Blog建築家が考える
プレミアムリフォーム・リノベーション

Architects think of Premium Reform & Renovation

高級マンションリフォーム・リノベーションの設計とデザインについて。
そのプロセスとノウハウを余すところなく公開しています。

世田谷区Y邸の竣工お引渡しと照明のシューティング

世田谷区Y邸

長らく時間が掛かったうえ、こちら側の大小さまざまな監理ミス・指示間違いでお客さまにご迷惑をお掛けしてしまっていた世田谷区Y邸ですが、ようやく竣工お引渡しの運びとなりました。

まずはその1週間前の施主検査の様子からご紹介いたします。設計の細かいディテールまでご一緒に検討してくださったYさまのチェックですので、細かい所まで良く見てくださっています。

- [提供資料]:
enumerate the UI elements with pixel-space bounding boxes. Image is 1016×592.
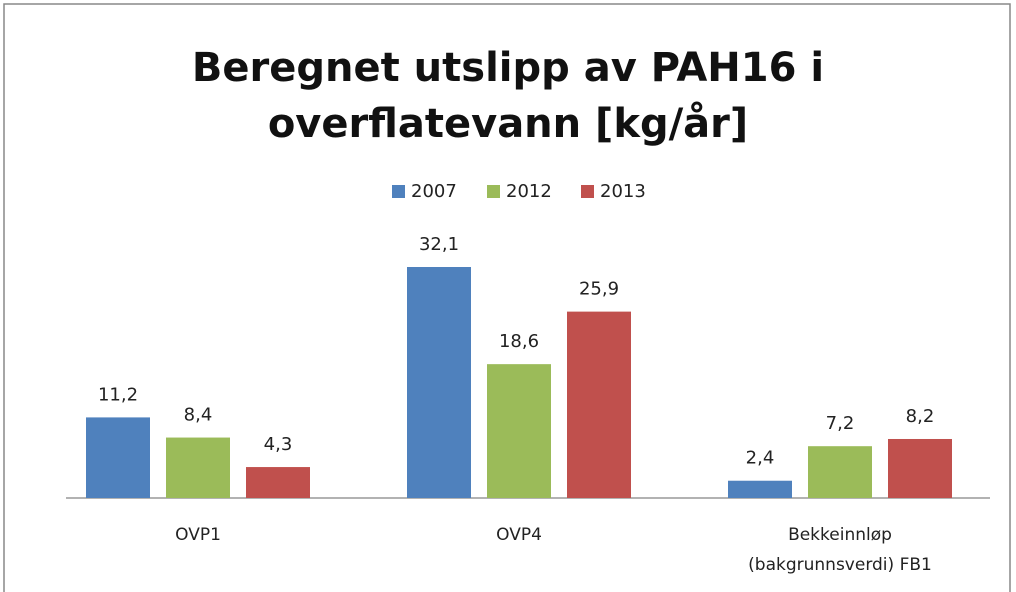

- [作業内容]:
世田谷区Y邸の竣工についての文章から、「高級マンションリフォーム・リノベーションの設計とデザインについて。」から「で良く見てくださっています。」までの部分を書き出し、「施主検査」を「立ち会い検査」に書き換えてください。 ここにある資料は使わなくても差し支えありません。

- [解答]:
高級マンションリフォーム・リノベーションの設計とデザインについて。
そのプロセスとノウハウを余すところなく公開しています。

世田谷区Y邸の竣工お引渡しと照明のシューティング

世田谷区Y邸

長らく時間が掛かったうえ、こちら側の大小さまざまな監理ミス・指示間違いでお客さまにご迷惑をお掛けしてしまっていた世田谷区Y邸ですが、ようやく竣工お引渡しの運びとなりました。

まずはその1週間前の立ち会い検査の様子からご紹介いたします。設計の細かいディテールまでご一緒に検討してくださったYさまのチェックですので、細かい所まで良く見てくださっています。